→ Data shown:
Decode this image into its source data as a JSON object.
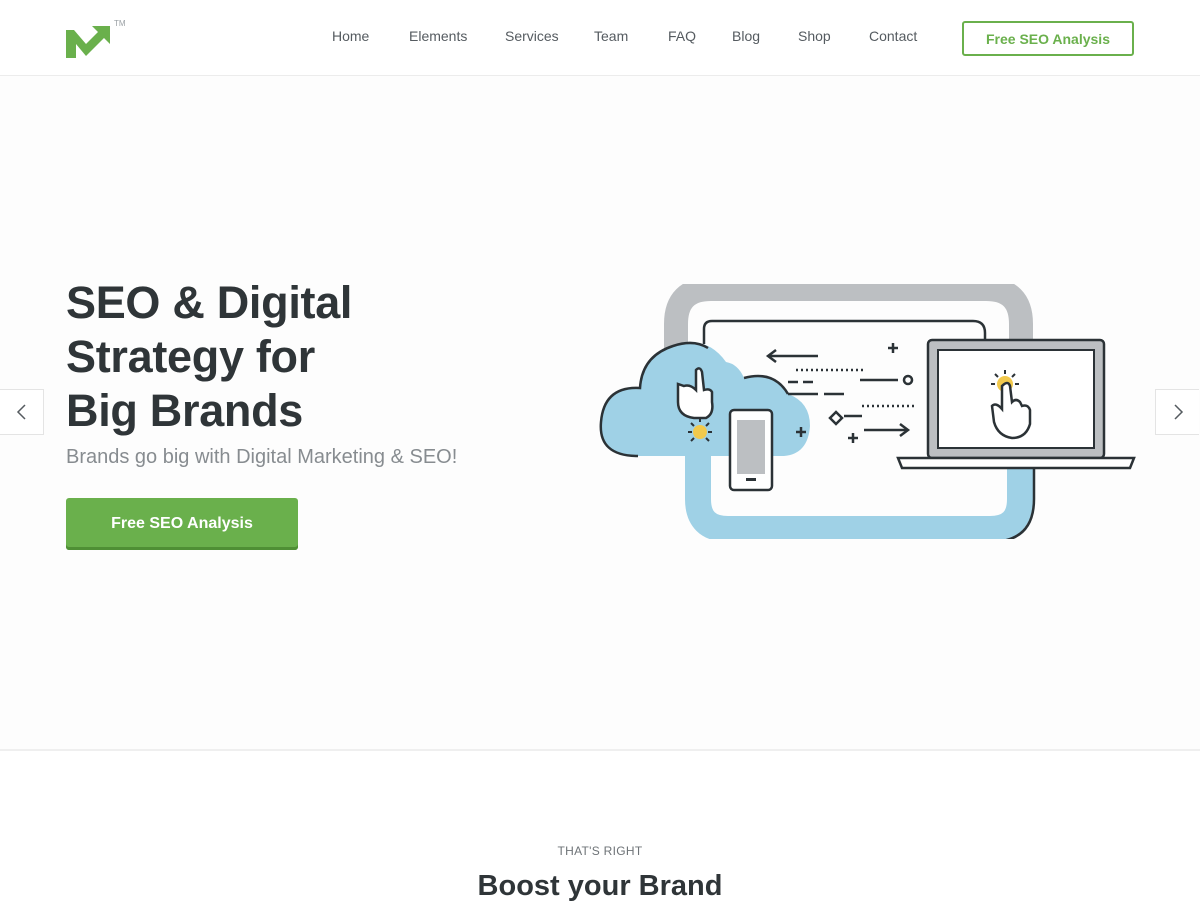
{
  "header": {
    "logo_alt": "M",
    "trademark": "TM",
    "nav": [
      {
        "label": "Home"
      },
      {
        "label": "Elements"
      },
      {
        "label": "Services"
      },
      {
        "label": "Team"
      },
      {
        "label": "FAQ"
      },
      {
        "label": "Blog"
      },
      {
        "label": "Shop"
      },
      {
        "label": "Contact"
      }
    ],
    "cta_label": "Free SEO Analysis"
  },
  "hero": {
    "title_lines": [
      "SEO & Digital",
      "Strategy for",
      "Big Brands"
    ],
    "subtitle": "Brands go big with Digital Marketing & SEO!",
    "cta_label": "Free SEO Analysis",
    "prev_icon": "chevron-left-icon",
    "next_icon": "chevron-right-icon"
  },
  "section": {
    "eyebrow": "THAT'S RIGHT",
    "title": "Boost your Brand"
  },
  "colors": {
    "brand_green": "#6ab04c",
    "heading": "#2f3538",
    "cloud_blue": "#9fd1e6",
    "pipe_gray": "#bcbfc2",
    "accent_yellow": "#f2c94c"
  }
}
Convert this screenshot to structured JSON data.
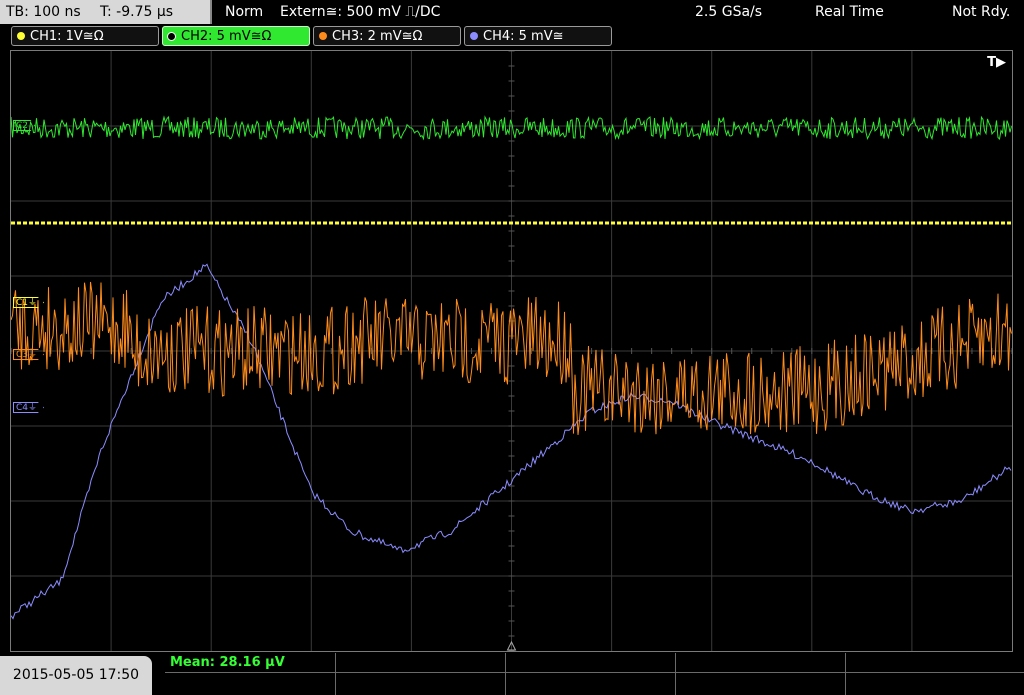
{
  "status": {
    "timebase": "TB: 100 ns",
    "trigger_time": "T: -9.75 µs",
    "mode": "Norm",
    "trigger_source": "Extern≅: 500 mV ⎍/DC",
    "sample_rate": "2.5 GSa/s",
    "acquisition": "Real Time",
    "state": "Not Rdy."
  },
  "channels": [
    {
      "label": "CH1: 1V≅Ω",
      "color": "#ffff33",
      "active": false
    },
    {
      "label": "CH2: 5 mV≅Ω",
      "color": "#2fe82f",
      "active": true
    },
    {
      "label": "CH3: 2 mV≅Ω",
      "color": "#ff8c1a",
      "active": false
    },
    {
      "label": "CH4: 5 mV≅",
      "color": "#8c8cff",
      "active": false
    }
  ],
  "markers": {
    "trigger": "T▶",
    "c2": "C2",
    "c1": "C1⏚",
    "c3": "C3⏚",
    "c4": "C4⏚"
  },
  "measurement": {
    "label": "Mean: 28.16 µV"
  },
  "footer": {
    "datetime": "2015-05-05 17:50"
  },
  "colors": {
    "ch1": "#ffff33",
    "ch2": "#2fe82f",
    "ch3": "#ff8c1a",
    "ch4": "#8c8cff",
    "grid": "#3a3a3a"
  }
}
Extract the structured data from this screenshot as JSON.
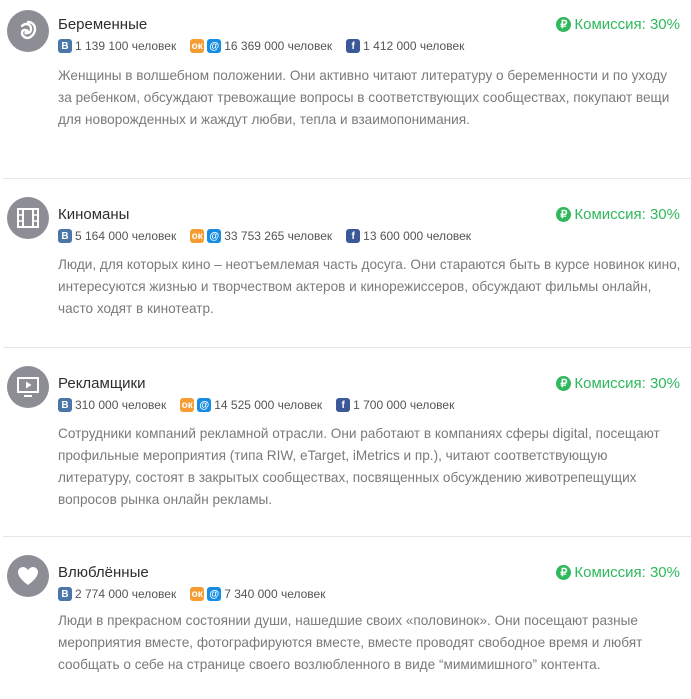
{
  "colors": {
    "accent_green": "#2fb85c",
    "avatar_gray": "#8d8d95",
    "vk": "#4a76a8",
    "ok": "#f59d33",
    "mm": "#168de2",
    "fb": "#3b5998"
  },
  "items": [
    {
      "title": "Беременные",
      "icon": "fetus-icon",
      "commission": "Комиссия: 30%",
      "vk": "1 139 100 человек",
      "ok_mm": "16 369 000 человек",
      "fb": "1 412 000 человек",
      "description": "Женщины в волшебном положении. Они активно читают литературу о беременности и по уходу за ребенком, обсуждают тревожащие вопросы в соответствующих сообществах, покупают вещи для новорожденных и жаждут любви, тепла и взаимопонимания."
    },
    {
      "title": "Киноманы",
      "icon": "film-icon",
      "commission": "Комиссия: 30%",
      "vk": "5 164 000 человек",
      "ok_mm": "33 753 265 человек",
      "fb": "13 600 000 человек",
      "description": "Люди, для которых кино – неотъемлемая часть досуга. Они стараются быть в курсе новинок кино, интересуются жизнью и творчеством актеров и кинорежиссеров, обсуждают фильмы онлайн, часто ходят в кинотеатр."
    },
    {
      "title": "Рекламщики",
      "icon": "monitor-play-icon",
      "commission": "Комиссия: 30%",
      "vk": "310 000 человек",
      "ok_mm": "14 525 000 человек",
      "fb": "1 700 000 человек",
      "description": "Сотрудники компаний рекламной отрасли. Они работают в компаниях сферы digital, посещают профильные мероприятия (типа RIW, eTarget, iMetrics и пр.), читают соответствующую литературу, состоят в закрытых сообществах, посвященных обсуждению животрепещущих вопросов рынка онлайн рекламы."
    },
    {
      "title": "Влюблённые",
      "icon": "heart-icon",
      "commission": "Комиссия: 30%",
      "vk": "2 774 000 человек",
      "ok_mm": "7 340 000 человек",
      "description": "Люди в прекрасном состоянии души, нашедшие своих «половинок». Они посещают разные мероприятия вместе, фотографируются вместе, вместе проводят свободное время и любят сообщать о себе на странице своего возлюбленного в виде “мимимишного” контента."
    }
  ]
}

→ Exercise description: Output the material word for word, omitting its pictures.

→ Correct response:
Decode this image into its source data as a JSON object.
{
  "header": {
    "logo_alt": "M",
    "trademark": "TM",
    "nav": [
      {
        "label": "Home"
      },
      {
        "label": "Elements"
      },
      {
        "label": "Services"
      },
      {
        "label": "Team"
      },
      {
        "label": "FAQ"
      },
      {
        "label": "Blog"
      },
      {
        "label": "Shop"
      },
      {
        "label": "Contact"
      }
    ],
    "cta_label": "Free SEO Analysis"
  },
  "hero": {
    "title_lines": [
      "SEO & Digital",
      "Strategy for",
      "Big Brands"
    ],
    "subtitle": "Brands go big with Digital Marketing & SEO!",
    "cta_label": "Free SEO Analysis",
    "prev_icon": "chevron-left-icon",
    "next_icon": "chevron-right-icon"
  },
  "section": {
    "eyebrow": "THAT'S RIGHT",
    "title": "Boost your Brand"
  },
  "colors": {
    "brand_green": "#6ab04c",
    "heading": "#2f3538",
    "cloud_blue": "#9fd1e6",
    "pipe_gray": "#bcbfc2",
    "accent_yellow": "#f2c94c"
  }
}
Convert this screenshot to structured JSON data.
{
  "status": {
    "timebase": "TB: 100 ns",
    "trigger_time": "T: -9.75 µs",
    "mode": "Norm",
    "trigger_source": "Extern≅: 500 mV ⎍/DC",
    "sample_rate": "2.5 GSa/s",
    "acquisition": "Real Time",
    "state": "Not Rdy."
  },
  "channels": [
    {
      "label": "CH1: 1V≅Ω",
      "color": "#ffff33",
      "active": false
    },
    {
      "label": "CH2: 5 mV≅Ω",
      "color": "#2fe82f",
      "active": true
    },
    {
      "label": "CH3: 2 mV≅Ω",
      "color": "#ff8c1a",
      "active": false
    },
    {
      "label": "CH4: 5 mV≅",
      "color": "#8c8cff",
      "active": false
    }
  ],
  "markers": {
    "trigger": "T▶",
    "c2": "C2",
    "c1": "C1⏚",
    "c3": "C3⏚",
    "c4": "C4⏚"
  },
  "measurement": {
    "label": "Mean: 28.16 µV"
  },
  "footer": {
    "datetime": "2015-05-05 17:50"
  },
  "colors": {
    "ch1": "#ffff33",
    "ch2": "#2fe82f",
    "ch3": "#ff8c1a",
    "ch4": "#8c8cff",
    "grid": "#3a3a3a"
  }
}
Extract the structured data from this screenshot as JSON.
{
  "colors": {
    "accent_green": "#2fb85c",
    "avatar_gray": "#8d8d95",
    "vk": "#4a76a8",
    "ok": "#f59d33",
    "mm": "#168de2",
    "fb": "#3b5998"
  },
  "items": [
    {
      "title": "Беременные",
      "icon": "fetus-icon",
      "commission": "Комиссия: 30%",
      "vk": "1 139 100 человек",
      "ok_mm": "16 369 000 человек",
      "fb": "1 412 000 человек",
      "description": "Женщины в волшебном положении. Они активно читают литературу о беременности и по уходу за ребенком, обсуждают тревожащие вопросы в соответствующих сообществах, покупают вещи для новорожденных и жаждут любви, тепла и взаимопонимания."
    },
    {
      "title": "Киноманы",
      "icon": "film-icon",
      "commission": "Комиссия: 30%",
      "vk": "5 164 000 человек",
      "ok_mm": "33 753 265 человек",
      "fb": "13 600 000 человек",
      "description": "Люди, для которых кино – неотъемлемая часть досуга. Они стараются быть в курсе новинок кино, интересуются жизнью и творчеством актеров и кинорежиссеров, обсуждают фильмы онлайн, часто ходят в кинотеатр."
    },
    {
      "title": "Рекламщики",
      "icon": "monitor-play-icon",
      "commission": "Комиссия: 30%",
      "vk": "310 000 человек",
      "ok_mm": "14 525 000 человек",
      "fb": "1 700 000 человек",
      "description": "Сотрудники компаний рекламной отрасли. Они работают в компаниях сферы digital, посещают профильные мероприятия (типа RIW, eTarget, iMetrics и пр.), читают соответствующую литературу, состоят в закрытых сообществах, посвященных обсуждению животрепещущих вопросов рынка онлайн рекламы."
    },
    {
      "title": "Влюблённые",
      "icon": "heart-icon",
      "commission": "Комиссия: 30%",
      "vk": "2 774 000 человек",
      "ok_mm": "7 340 000 человек",
      "description": "Люди в прекрасном состоянии души, нашедшие своих «половинок». Они посещают разные мероприятия вместе, фотографируются вместе, вместе проводят свободное время и любят сообщать о себе на странице своего возлюбленного в виде “мимимишного” контента."
    }
  ]
}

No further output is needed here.